> **RECORDS FOR THIS TASK**:

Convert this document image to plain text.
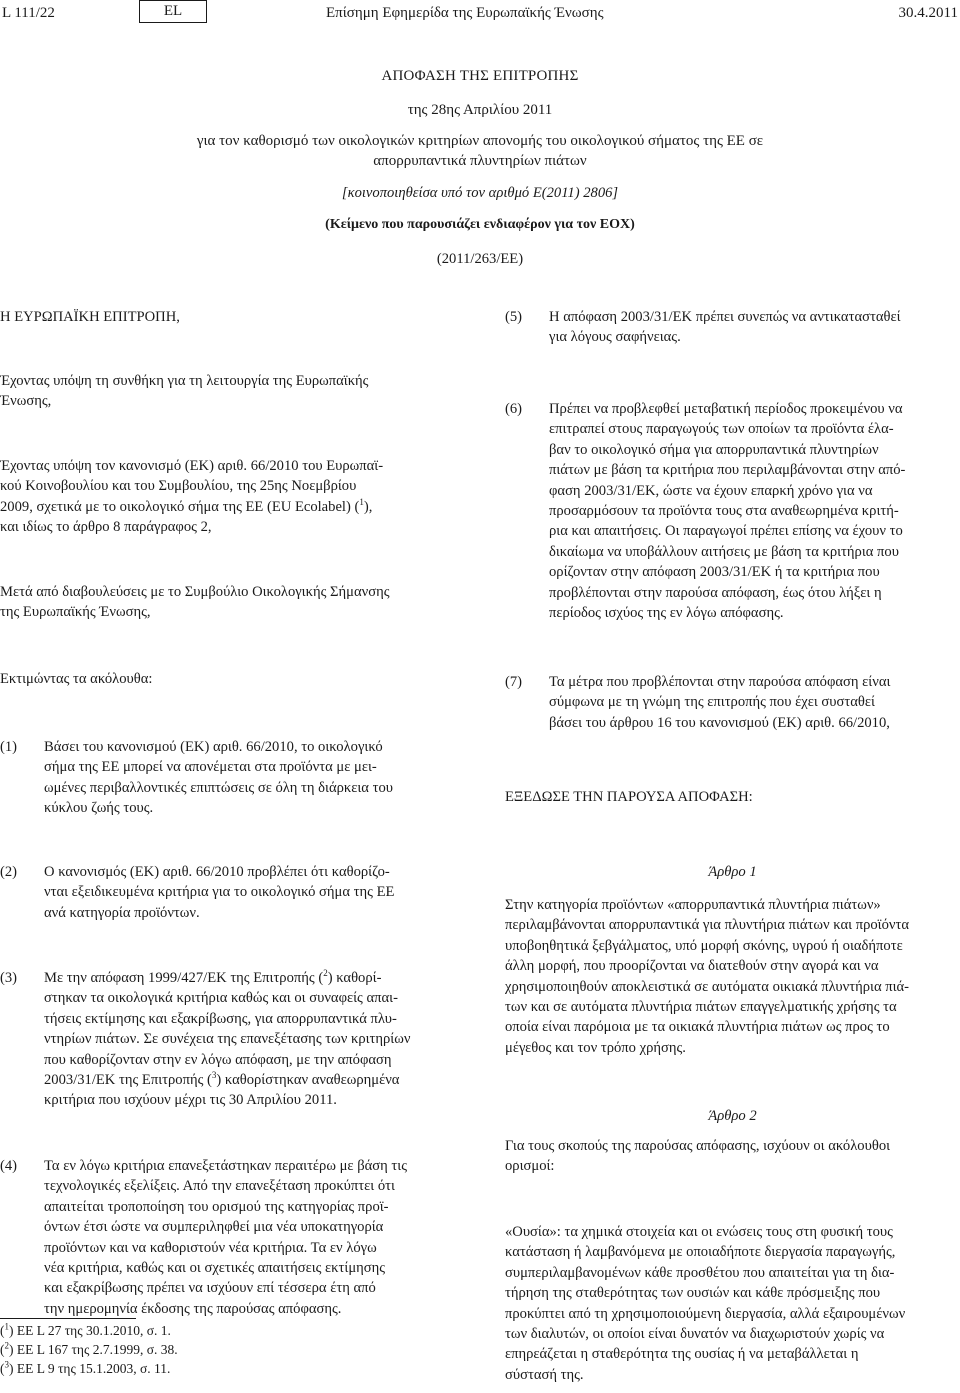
L 111/22	EL	Επίσημη Εφημερίδα της Ευρωπαϊκής Ένωσης	30.4.2011
ΑΠΟΦΑΣΗ ΤΗΣ ΕΠΙΤΡΟΠΗΣ
της 28ης Απριλίου 2011
για τον καθορισμό των οικολογικών κριτηρίων απονομής του οικολογικού σήματος της ΕΕ σε
απορρυπαντικά πλυντηρίων πιάτων
[κοινοποιηθείσα υπό τον αριθμό Ε(2011) 2806]
(Κείμενο που παρουσιάζει ενδιαφέρον για τον ΕΟΧ)
(2011/263/ΕΕ)
Η ΕΥΡΩΠΑΪΚΗ ΕΠΙΤΡΟΠΗ,
Έχοντας υπόψη τη συνθήκη για τη λειτουργία της Ευρωπαϊκής
Ένωσης,
Έχοντας υπόψη τον κανονισμό (ΕΚ) αριθ. 66/2010 του Ευρωπαϊ-
κού Κοινοβουλίου και του Συμβουλίου, της 25ης Νοεμβρίου
2009, σχετικά με το οικολογικό σήμα της ΕΕ (EU Ecolabel) ($^1$),
και ιδίως το άρθρο 8 παράγραφος 2,
Μετά από διαβουλεύσεις με το Συμβούλιο Οικολογικής Σήμανσης
της Ευρωπαϊκής Ένωσης,
Εκτιμώντας τα ακόλουθα:
(1) Βάσει του κανονισμού (ΕΚ) αριθ. 66/2010, το οικολογικό
σήμα της ΕΕ μπορεί να απονέμεται στα προϊόντα με μει-
ωμένες περιβαλλοντικές επιπτώσεις σε όλη τη διάρκεια του
κύκλου ζωής τους.
(2) Ο κανονισμός (ΕΚ) αριθ. 66/2010 προβλέπει ότι καθορίζο-
νται εξειδικευμένα κριτήρια για το οικολογικό σήμα της ΕΕ
ανά κατηγορία προϊόντων.
(3) Με την απόφαση 1999/427/ΕΚ της Επιτροπής ($^2$) καθορί-
στηκαν τα οικολογικά κριτήρια καθώς και οι συναφείς απαι-
τήσεις εκτίμησης και εξακρίβωσης, για απορρυπαντικά πλυ-
ντηρίων πιάτων. Σε συνέχεια της επανεξέτασης των κριτηρίων
που καθορίζονταν στην εν λόγω απόφαση, με την απόφαση
2003/31/ΕΚ της Επιτροπής ($^3$) καθορίστηκαν αναθεωρημένα
κριτήρια που ισχύουν μέχρι τις 30 Απριλίου 2011.
(4) Τα εν λόγω κριτήρια επανεξετάστηκαν περαιτέρω με βάση τις
τεχνολογικές εξελίξεις. Από την επανεξέταση προκύπτει ότι
απαιτείται τροποποίηση του ορισμού της κατηγορίας προϊ-
όντων έτσι ώστε να συμπεριληφθεί μια νέα υποκατηγορία
προϊόντων και να καθοριστούν νέα κριτήρια. Τα εν λόγω
νέα κριτήρια, καθώς και οι σχετικές απαιτήσεις εκτίμησης
και εξακρίβωσης πρέπει να ισχύουν επί τέσσερα έτη από
την ημερομηνία έκδοσης της παρούσας απόφασης.
($^1$) ΕΕ L 27 της 30.1.2010, σ. 1.
($^2$) ΕΕ L 167 της 2.7.1999, σ. 38.
($^3$) ΕΕ L 9 της 15.1.2003, σ. 11.
(5) Η απόφαση 2003/31/ΕΚ πρέπει συνεπώς να αντικατασταθεί
για λόγους σαφήνειας.
(6) Πρέπει να προβλεφθεί μεταβατική περίοδος προκειμένου να
επιτραπεί στους παραγωγούς των οποίων τα προϊόντα έλα-
βαν το οικολογικό σήμα για απορρυπαντικά πλυντηρίων
πιάτων με βάση τα κριτήρια που περιλαμβάνονται στην από-
φαση 2003/31/ΕΚ, ώστε να έχουν επαρκή χρόνο για να
προσαρμόσουν τα προϊόντα τους στα αναθεωρημένα κριτή-
ρια και απαιτήσεις. Οι παραγωγοί πρέπει επίσης να έχουν το
δικαίωμα να υποβάλλουν αιτήσεις με βάση τα κριτήρια που
ορίζονταν στην απόφαση 2003/31/ΕΚ ή τα κριτήρια που
προβλέπονται στην παρούσα απόφαση, έως ότου λήξει η
περίοδος ισχύος της εν λόγω απόφασης.
(7) Τα μέτρα που προβλέπονται στην παρούσα απόφαση είναι
σύμφωνα με τη γνώμη της επιτροπής που έχει συσταθεί
βάσει του άρθρου 16 του κανονισμού (ΕΚ) αριθ. 66/2010,
ΕΞΕΔΩΣΕ ΤΗΝ ΠΑΡΟΥΣΑ ΑΠΟΦΑΣΗ:
Άρθρο 1
Στην κατηγορία προϊόντων «απορρυπαντικά πλυντήρια πιάτων»
περιλαμβάνονται απορρυπαντικά για πλυντήρια πιάτων και προϊόντα
υποβοηθητικά ξεβγάλματος, υπό μορφή σκόνης, υγρού ή οιαδήποτε
άλλη μορφή, που προορίζονται να διατεθούν στην αγορά και να
χρησιμοποιηθούν αποκλειστικά σε αυτόματα οικιακά πλυντήρια πιά-
των και σε αυτόματα πλυντήρια πιάτων επαγγελματικής χρήσης τα
οποία είναι παρόμοια με τα οικιακά πλυντήρια πιάτων ως προς το
μέγεθος και τον τρόπο χρήσης.
Άρθρο 2
Για τους σκοπούς της παρούσας απόφασης, ισχύουν οι ακόλουθοι
ορισμοί:
«Ουσία»: τα χημικά στοιχεία και οι ενώσεις τους στη φυσική τους
κατάσταση ή λαμβανόμενα με οποιαδήποτε διεργασία παραγωγής,
συμπεριλαμβανομένων κάθε προσθέτου που απαιτείται για τη δια-
τήρηση της σταθερότητας των ουσιών και κάθε πρόσμειξης που
προκύπτει από τη χρησιμοποιούμενη διεργασία, αλλά εξαιρουμένων
των διαλυτών, οι οποίοι είναι δυνατόν να διαχωριστούν χωρίς να
επηρεάζεται η σταθερότητα της ουσίας ή να μεταβάλλεται η
σύστασή της.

> **WRITTEN TASK**: Among the lines above, how many contain the string "λόγω"? State the number alone.

> **TASK OUTPUT**: 4